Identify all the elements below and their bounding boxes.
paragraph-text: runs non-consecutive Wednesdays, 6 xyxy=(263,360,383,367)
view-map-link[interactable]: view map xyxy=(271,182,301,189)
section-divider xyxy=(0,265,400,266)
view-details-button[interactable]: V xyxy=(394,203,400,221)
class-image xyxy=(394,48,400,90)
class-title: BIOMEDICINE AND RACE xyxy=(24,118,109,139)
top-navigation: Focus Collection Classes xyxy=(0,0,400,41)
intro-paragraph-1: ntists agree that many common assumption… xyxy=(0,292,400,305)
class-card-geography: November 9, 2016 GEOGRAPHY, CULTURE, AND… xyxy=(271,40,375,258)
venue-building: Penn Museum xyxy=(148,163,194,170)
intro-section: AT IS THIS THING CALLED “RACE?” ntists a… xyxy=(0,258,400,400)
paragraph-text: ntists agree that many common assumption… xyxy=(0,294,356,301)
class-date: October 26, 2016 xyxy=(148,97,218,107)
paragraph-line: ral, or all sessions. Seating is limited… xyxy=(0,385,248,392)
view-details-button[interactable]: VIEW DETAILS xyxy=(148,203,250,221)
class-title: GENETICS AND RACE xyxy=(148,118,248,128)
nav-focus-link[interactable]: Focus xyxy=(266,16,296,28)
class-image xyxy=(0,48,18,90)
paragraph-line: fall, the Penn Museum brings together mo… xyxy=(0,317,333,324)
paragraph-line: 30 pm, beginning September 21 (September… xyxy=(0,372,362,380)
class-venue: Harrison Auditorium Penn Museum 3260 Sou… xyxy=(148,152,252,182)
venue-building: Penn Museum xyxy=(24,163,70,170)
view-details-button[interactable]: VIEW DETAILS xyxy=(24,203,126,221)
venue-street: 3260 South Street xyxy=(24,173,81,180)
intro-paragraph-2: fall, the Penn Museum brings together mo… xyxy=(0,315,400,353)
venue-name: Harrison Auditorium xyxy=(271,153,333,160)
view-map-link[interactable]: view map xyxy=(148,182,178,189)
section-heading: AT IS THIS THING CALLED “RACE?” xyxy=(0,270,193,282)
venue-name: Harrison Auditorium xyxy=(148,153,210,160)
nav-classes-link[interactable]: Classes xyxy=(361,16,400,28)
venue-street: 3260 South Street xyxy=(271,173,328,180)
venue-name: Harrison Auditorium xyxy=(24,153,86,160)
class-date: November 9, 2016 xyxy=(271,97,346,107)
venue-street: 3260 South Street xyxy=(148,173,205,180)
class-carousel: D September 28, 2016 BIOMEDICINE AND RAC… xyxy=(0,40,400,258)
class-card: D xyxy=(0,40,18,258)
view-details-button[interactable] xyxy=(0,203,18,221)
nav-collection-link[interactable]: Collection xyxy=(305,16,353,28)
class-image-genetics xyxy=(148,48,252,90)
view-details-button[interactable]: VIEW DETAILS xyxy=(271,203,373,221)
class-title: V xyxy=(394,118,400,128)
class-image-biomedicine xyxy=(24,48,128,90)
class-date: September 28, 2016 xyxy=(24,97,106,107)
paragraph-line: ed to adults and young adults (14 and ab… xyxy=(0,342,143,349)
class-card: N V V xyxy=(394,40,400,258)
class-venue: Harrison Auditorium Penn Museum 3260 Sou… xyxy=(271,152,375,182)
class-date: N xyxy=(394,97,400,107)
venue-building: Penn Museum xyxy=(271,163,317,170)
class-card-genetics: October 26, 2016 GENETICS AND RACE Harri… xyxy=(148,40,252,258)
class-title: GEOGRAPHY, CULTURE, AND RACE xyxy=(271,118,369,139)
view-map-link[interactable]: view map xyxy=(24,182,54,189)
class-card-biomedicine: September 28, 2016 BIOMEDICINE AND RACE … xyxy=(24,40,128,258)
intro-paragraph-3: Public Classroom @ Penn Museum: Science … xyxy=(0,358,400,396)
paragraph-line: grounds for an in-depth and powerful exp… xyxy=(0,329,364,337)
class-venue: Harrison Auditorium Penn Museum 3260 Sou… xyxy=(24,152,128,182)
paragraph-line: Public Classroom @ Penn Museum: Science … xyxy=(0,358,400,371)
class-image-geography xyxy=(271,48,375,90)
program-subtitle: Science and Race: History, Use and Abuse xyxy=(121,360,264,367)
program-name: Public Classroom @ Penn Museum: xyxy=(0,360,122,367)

• Directive:
Rewrite every row above, changing "view map" to "show map" and leaving everything else as it is.

• Exercise response:
Identify all the elements below and their bounding boxes.
paragraph-text: runs non-consecutive Wednesdays, 6 xyxy=(263,360,383,367)
view-map-link[interactable]: show map xyxy=(271,182,301,189)
section-divider xyxy=(0,265,400,266)
view-details-button[interactable]: V xyxy=(394,203,400,221)
class-image xyxy=(394,48,400,90)
class-title: BIOMEDICINE AND RACE xyxy=(24,118,109,139)
top-navigation: Focus Collection Classes xyxy=(0,0,400,41)
intro-paragraph-1: ntists agree that many common assumption… xyxy=(0,292,400,305)
class-card-geography: November 9, 2016 GEOGRAPHY, CULTURE, AND… xyxy=(271,40,375,258)
venue-building: Penn Museum xyxy=(148,163,194,170)
intro-section: AT IS THIS THING CALLED “RACE?” ntists a… xyxy=(0,258,400,400)
paragraph-text: ntists agree that many common assumption… xyxy=(0,294,356,301)
class-date: October 26, 2016 xyxy=(148,97,218,107)
paragraph-line: ral, or all sessions. Seating is limited… xyxy=(0,385,248,392)
view-details-button[interactable]: VIEW DETAILS xyxy=(148,203,250,221)
class-title: GENETICS AND RACE xyxy=(148,118,248,128)
nav-focus-link[interactable]: Focus xyxy=(266,16,296,28)
class-image xyxy=(0,48,18,90)
paragraph-line: fall, the Penn Museum brings together mo… xyxy=(0,317,333,324)
paragraph-line: 30 pm, beginning September 21 (September… xyxy=(0,372,362,380)
class-venue: Harrison Auditorium Penn Museum 3260 Sou… xyxy=(148,152,252,182)
venue-building: Penn Museum xyxy=(24,163,70,170)
view-details-button[interactable]: VIEW DETAILS xyxy=(24,203,126,221)
venue-street: 3260 South Street xyxy=(24,173,81,180)
intro-paragraph-2: fall, the Penn Museum brings together mo… xyxy=(0,315,400,353)
venue-name: Harrison Auditorium xyxy=(271,153,333,160)
view-map-link[interactable]: show map xyxy=(148,182,178,189)
section-heading: AT IS THIS THING CALLED “RACE?” xyxy=(0,270,193,282)
venue-name: Harrison Auditorium xyxy=(148,153,210,160)
nav-classes-link[interactable]: Classes xyxy=(361,16,400,28)
venue-street: 3260 South Street xyxy=(271,173,328,180)
venue-name: Harrison Auditorium xyxy=(24,153,86,160)
class-date: November 9, 2016 xyxy=(271,97,346,107)
venue-street: 3260 South Street xyxy=(148,173,205,180)
class-carousel: D September 28, 2016 BIOMEDICINE AND RAC… xyxy=(0,40,400,258)
class-card: D xyxy=(0,40,18,258)
view-details-button[interactable] xyxy=(0,203,18,221)
nav-collection-link[interactable]: Collection xyxy=(305,16,353,28)
class-image-genetics xyxy=(148,48,252,90)
view-details-button[interactable]: VIEW DETAILS xyxy=(271,203,373,221)
class-title: V xyxy=(394,118,400,128)
class-image-biomedicine xyxy=(24,48,128,90)
class-date: September 28, 2016 xyxy=(24,97,106,107)
paragraph-line: ed to adults and young adults (14 and ab… xyxy=(0,342,143,349)
class-card: N V V xyxy=(394,40,400,258)
class-venue: Harrison Auditorium Penn Museum 3260 Sou… xyxy=(271,152,375,182)
class-date: N xyxy=(394,97,400,107)
venue-building: Penn Museum xyxy=(271,163,317,170)
class-card-genetics: October 26, 2016 GENETICS AND RACE Harri… xyxy=(148,40,252,258)
class-title: GEOGRAPHY, CULTURE, AND RACE xyxy=(271,118,369,139)
view-map-link[interactable]: show map xyxy=(24,182,54,189)
class-card-biomedicine: September 28, 2016 BIOMEDICINE AND RACE … xyxy=(24,40,128,258)
intro-paragraph-3: Public Classroom @ Penn Museum: Science … xyxy=(0,358,400,396)
paragraph-line: grounds for an in-depth and powerful exp… xyxy=(0,329,364,337)
class-venue: Harrison Auditorium Penn Museum 3260 Sou… xyxy=(24,152,128,182)
paragraph-line: Public Classroom @ Penn Museum: Science … xyxy=(0,358,400,371)
class-image-geography xyxy=(271,48,375,90)
program-subtitle: Science and Race: History, Use and Abuse xyxy=(121,360,264,367)
program-name: Public Classroom @ Penn Museum: xyxy=(0,360,122,367)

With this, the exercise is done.